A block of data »
————————

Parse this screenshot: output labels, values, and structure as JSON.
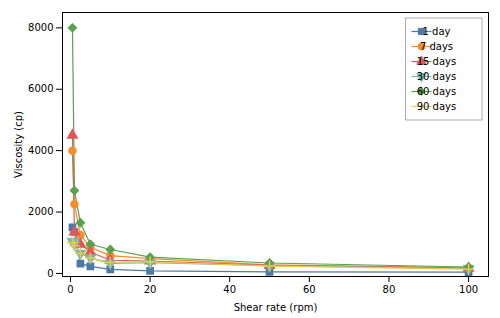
{
  "chart_data": {
    "type": "line",
    "xlabel": "Shear rate (rpm)",
    "ylabel": "Viscosity (cp)",
    "x": [
      0.5,
      1,
      2.5,
      5,
      10,
      20,
      50,
      100
    ],
    "series": [
      {
        "name": "1 day",
        "marker": "square",
        "values": [
          1500,
          1350,
          320,
          230,
          130,
          80,
          50,
          40
        ]
      },
      {
        "name": "7 days",
        "marker": "circle",
        "values": [
          4000,
          2250,
          1250,
          850,
          580,
          480,
          280,
          180
        ]
      },
      {
        "name": "15 days",
        "marker": "triangle-up",
        "values": [
          4500,
          1350,
          950,
          700,
          430,
          400,
          260,
          170
        ]
      },
      {
        "name": "30 days",
        "marker": "triangle-down",
        "values": [
          1050,
          950,
          650,
          500,
          330,
          350,
          250,
          160
        ]
      },
      {
        "name": "60 days",
        "marker": "diamond",
        "values": [
          8000,
          2700,
          1650,
          950,
          780,
          530,
          340,
          210
        ]
      },
      {
        "name": "90 days",
        "marker": "plus",
        "values": [
          1000,
          900,
          650,
          500,
          360,
          380,
          240,
          140
        ]
      }
    ],
    "xlim": [
      -2,
      105
    ],
    "ylim": [
      -100,
      8500
    ],
    "xticks": [
      0,
      20,
      40,
      60,
      80,
      100
    ],
    "yticks": [
      0,
      2000,
      4000,
      6000,
      8000
    ],
    "grid": false,
    "legend": "upper right"
  }
}
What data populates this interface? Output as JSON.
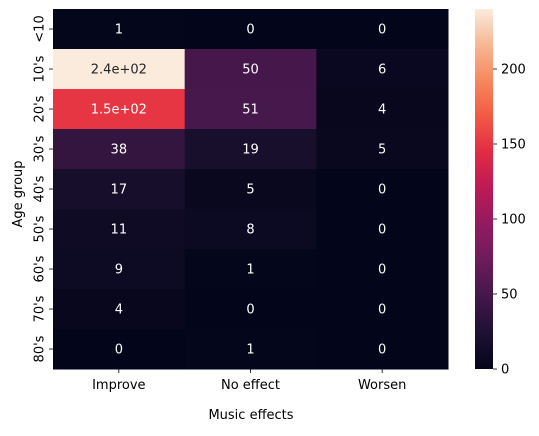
{
  "chart_data": {
    "type": "heatmap",
    "title": "",
    "xlabel": "Music effects",
    "ylabel": "Age group",
    "x_categories": [
      "Improve",
      "No effect",
      "Worsen"
    ],
    "y_categories": [
      "<10",
      "10's",
      "20's",
      "30's",
      "40's",
      "50's",
      "60's",
      "70's",
      "80's"
    ],
    "values": [
      [
        1,
        0,
        0
      ],
      [
        240,
        50,
        6
      ],
      [
        150,
        51,
        4
      ],
      [
        38,
        19,
        5
      ],
      [
        17,
        5,
        0
      ],
      [
        11,
        8,
        0
      ],
      [
        9,
        1,
        0
      ],
      [
        4,
        0,
        0
      ],
      [
        0,
        1,
        0
      ]
    ],
    "cell_labels": [
      [
        "1",
        "0",
        "0"
      ],
      [
        "2.4e+02",
        "50",
        "6"
      ],
      [
        "1.5e+02",
        "51",
        "4"
      ],
      [
        "38",
        "19",
        "5"
      ],
      [
        "17",
        "5",
        "0"
      ],
      [
        "11",
        "8",
        "0"
      ],
      [
        "9",
        "1",
        "0"
      ],
      [
        "4",
        "0",
        "0"
      ],
      [
        "0",
        "1",
        "0"
      ]
    ],
    "colorbar": {
      "range": [
        0,
        240
      ],
      "ticks": [
        0,
        50,
        100,
        150,
        200
      ],
      "tick_labels": [
        "0",
        "50",
        "100",
        "150",
        "200"
      ],
      "colormap": "rocket",
      "position": "right"
    }
  }
}
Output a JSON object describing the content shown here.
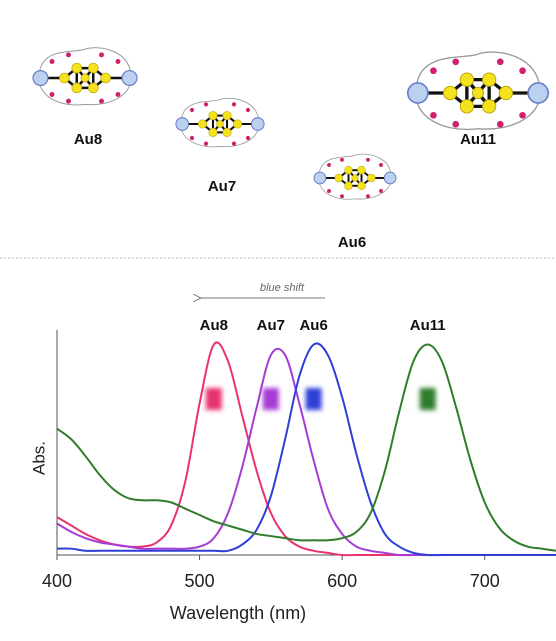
{
  "structures": [
    {
      "label": "Au8"
    },
    {
      "label": "Au7"
    },
    {
      "label": "Au6"
    },
    {
      "label": "Au11"
    }
  ],
  "chart_data": {
    "type": "line",
    "annotation": "blue shift",
    "xlabel": "Wavelength (nm)",
    "ylabel": "Abs.",
    "x": [
      400,
      410,
      420,
      430,
      440,
      450,
      460,
      470,
      480,
      490,
      500,
      510,
      520,
      530,
      540,
      550,
      560,
      570,
      580,
      590,
      600,
      610,
      620,
      630,
      640,
      650,
      660,
      670,
      680,
      690,
      700,
      710,
      720,
      730,
      740,
      750
    ],
    "xlim": [
      400,
      750
    ],
    "xticks": [
      400,
      500,
      600,
      700
    ],
    "ylim": [
      0,
      1.05
    ],
    "series": [
      {
        "name": "Au8",
        "color": "#e8336e",
        "values": [
          0.18,
          0.14,
          0.1,
          0.07,
          0.05,
          0.04,
          0.04,
          0.06,
          0.14,
          0.35,
          0.72,
          1.0,
          0.92,
          0.66,
          0.4,
          0.2,
          0.09,
          0.04,
          0.02,
          0.01,
          0,
          0,
          0,
          0,
          0,
          0,
          0,
          0,
          0,
          0,
          0,
          0,
          0,
          0,
          0,
          0
        ]
      },
      {
        "name": "Au7",
        "color": "#a63bd6",
        "values": [
          0.15,
          0.11,
          0.08,
          0.06,
          0.05,
          0.04,
          0.03,
          0.03,
          0.03,
          0.03,
          0.04,
          0.08,
          0.2,
          0.42,
          0.7,
          0.95,
          0.95,
          0.72,
          0.45,
          0.22,
          0.1,
          0.04,
          0.02,
          0.01,
          0,
          0,
          0,
          0,
          0,
          0,
          0,
          0,
          0,
          0,
          0,
          0
        ]
      },
      {
        "name": "Au6",
        "color": "#2e3fd8",
        "values": [
          0.03,
          0.03,
          0.02,
          0.02,
          0.02,
          0.02,
          0.02,
          0.02,
          0.02,
          0.02,
          0.02,
          0.02,
          0.02,
          0.05,
          0.12,
          0.28,
          0.55,
          0.85,
          1.0,
          0.95,
          0.75,
          0.48,
          0.25,
          0.1,
          0.04,
          0.01,
          0,
          0,
          0,
          0,
          0,
          0,
          0,
          0,
          0,
          0
        ]
      },
      {
        "name": "Au11",
        "color": "#2f7d2a",
        "values": [
          0.6,
          0.55,
          0.47,
          0.38,
          0.31,
          0.27,
          0.26,
          0.26,
          0.25,
          0.22,
          0.19,
          0.16,
          0.14,
          0.12,
          0.1,
          0.09,
          0.08,
          0.07,
          0.07,
          0.07,
          0.08,
          0.11,
          0.2,
          0.4,
          0.68,
          0.92,
          1.0,
          0.92,
          0.7,
          0.45,
          0.25,
          0.13,
          0.07,
          0.04,
          0.03,
          0.02
        ]
      }
    ]
  }
}
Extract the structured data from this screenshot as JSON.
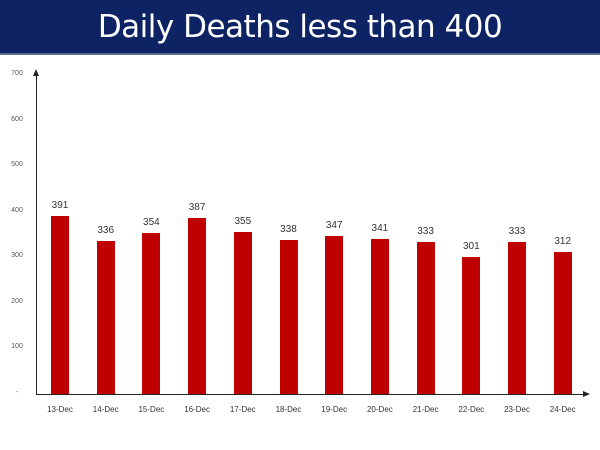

————————

EXERCISE AIM »
Out of the material above, gather each line where "xlabel" appears.

COMPLETE RESPONSE »
    "xlabel": "Shear rate (rpm)",
    "xlabel": "Music effects",
    "xlabel": "Wavelength (nm)",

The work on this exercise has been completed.